Can you share a particularly memorable experience or encounter you've had while photographing wildlife?


I think it is fair to say that every moment I spend with wildlife is memorable as I have the photos to prove it lol but my favourites would be the first time I saw a hummingbird I was in tears as I had waited all my life to see them, let alone photograph them , And the second best time I would say was when I sat amongst gorillas in Uganda. Not only did I have a silver back brush against my shoulder but I had two babies play in front of me so close I had to film them with my phone.


How do you approach photographing different species of animals, particularly ones that are dangerous or difficult to access?


A lot of planning and research goes a long way before you photograph anything. Then of course if you can hire a knowledgeable photographic guide as opposed to a spotting guide then learn from their knowledge. If you are on your own, then respect to the species is paramount but it is easy to get lost in the euphoria and do something stupid if you are not careful.


How do you post-process your images, and what software do you use?

= EXTRACTED ENTRIES =

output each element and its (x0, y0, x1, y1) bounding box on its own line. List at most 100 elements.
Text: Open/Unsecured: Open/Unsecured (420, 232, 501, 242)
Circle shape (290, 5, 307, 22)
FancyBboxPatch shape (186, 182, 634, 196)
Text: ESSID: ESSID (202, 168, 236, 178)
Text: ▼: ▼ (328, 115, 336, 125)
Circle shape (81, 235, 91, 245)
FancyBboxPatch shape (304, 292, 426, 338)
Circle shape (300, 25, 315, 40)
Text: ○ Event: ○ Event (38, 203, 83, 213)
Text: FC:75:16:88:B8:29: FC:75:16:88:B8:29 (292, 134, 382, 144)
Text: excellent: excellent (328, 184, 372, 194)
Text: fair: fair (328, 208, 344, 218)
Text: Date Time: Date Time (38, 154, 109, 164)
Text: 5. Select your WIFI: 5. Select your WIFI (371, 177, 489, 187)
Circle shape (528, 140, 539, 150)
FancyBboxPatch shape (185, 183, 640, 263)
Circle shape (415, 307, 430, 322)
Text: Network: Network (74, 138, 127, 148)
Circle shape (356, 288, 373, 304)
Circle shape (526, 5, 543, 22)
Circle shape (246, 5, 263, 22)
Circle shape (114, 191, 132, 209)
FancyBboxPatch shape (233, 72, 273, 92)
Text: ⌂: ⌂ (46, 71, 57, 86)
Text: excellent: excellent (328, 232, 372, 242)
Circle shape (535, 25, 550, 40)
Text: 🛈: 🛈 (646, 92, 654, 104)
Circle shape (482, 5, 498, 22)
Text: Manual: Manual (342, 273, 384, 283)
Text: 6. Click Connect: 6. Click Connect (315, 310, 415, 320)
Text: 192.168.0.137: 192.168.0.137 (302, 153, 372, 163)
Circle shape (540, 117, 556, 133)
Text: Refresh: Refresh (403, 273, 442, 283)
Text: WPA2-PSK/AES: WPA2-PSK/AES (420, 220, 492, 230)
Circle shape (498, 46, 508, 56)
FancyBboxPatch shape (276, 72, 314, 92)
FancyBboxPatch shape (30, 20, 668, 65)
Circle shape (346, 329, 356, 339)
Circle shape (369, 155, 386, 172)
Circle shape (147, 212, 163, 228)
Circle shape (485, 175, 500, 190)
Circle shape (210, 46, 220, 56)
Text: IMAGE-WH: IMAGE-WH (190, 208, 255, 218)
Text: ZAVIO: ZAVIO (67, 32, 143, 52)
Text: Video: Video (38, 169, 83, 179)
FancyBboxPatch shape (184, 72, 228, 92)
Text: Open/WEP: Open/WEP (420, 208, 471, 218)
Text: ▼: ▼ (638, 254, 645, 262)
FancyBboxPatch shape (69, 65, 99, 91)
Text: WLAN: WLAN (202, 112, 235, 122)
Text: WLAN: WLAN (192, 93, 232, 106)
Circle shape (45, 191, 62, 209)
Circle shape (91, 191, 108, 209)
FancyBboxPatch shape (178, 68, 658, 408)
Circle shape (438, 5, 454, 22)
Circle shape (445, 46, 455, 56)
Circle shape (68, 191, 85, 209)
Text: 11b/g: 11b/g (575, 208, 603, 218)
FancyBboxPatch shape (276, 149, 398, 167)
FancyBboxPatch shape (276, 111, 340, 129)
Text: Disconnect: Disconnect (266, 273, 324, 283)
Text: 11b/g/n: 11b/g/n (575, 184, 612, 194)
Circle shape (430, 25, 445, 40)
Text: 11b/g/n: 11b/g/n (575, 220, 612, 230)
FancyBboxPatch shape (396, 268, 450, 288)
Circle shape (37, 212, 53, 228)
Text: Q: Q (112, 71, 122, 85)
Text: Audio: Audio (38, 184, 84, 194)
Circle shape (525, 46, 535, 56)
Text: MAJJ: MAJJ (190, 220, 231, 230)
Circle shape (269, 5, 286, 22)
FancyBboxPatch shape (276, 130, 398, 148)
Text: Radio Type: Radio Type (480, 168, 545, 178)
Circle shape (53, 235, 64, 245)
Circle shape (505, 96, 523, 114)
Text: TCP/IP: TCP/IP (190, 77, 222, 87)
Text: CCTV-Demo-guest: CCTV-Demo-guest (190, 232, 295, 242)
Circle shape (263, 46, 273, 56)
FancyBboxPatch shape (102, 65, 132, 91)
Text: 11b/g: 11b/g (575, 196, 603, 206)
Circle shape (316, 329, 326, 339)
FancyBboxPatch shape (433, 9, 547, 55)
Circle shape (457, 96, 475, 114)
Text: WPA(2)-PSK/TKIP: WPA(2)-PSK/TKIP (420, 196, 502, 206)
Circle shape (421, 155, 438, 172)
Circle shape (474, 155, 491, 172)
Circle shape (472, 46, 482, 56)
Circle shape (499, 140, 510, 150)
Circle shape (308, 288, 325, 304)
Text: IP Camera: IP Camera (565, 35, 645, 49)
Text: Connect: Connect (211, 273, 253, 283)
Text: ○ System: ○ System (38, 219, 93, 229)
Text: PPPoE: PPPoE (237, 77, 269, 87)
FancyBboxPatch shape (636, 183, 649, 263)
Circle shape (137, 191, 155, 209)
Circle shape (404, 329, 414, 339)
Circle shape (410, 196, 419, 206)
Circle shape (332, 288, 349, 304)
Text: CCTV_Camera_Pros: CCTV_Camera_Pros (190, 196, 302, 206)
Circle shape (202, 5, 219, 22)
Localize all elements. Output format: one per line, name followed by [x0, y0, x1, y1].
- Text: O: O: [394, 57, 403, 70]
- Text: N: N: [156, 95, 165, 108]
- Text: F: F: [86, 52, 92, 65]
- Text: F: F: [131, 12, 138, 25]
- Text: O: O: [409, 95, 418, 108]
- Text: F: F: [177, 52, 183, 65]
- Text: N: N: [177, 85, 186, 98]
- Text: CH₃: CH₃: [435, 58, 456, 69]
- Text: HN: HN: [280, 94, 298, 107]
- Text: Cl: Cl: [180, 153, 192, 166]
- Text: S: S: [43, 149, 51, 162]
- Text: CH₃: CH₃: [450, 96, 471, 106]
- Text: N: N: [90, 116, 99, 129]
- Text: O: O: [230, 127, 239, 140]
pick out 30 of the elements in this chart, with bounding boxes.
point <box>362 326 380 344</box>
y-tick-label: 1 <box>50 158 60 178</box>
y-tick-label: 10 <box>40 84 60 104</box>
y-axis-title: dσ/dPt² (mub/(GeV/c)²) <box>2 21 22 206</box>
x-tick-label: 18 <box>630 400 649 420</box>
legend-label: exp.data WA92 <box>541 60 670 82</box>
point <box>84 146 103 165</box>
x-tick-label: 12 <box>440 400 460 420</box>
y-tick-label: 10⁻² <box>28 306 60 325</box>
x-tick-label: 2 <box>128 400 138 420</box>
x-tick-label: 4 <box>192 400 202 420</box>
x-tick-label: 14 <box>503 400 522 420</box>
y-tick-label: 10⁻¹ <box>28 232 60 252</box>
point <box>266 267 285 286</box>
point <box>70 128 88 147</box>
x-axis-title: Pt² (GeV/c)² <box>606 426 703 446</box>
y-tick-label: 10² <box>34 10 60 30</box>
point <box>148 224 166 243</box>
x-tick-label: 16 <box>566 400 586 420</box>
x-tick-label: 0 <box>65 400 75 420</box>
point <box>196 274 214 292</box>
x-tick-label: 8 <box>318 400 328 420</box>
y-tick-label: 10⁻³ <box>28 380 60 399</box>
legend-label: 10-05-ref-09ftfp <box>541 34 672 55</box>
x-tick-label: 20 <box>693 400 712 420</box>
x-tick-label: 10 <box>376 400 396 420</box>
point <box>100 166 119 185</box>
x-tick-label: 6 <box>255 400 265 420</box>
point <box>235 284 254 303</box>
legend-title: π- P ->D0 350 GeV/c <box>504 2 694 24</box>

= EXERCISE OBJECTIVE =
Continue the wildlife photography interview above from its last line, in the same voice.

= ANSWER TO THIS TASK =
I mostly use Photoshop. I skip through my work looking for a shot that stands out and hopefully if I have planned everything properly and set my equipment properly, then minimum processing is involved. I also now use Topaz on occasion if the light is poor


What advice would you give to someone who wants to pursue wildlife photography as a hobby or career?


Watch as many documentaries as possible, buy the most expensive glass you can afford as you might only see the species once and it will give you the clearest shots. Spend time with someone with experience and listen to their advice. Respect your subject at all times as you are a visitor in their space and you should feel honoured that they are interacting with you.


What projects are you currently working on or planning for the future?


I've just returned from Tobago for the Hummingbirds so now I will be photographing kingfishers this Saturday, then I plan to go to Bulgaria in June for European birds, Scotland in August for Osprey. Borneo in October to photograph the Orangutans.


How do you enrich your passion of wildlife photography?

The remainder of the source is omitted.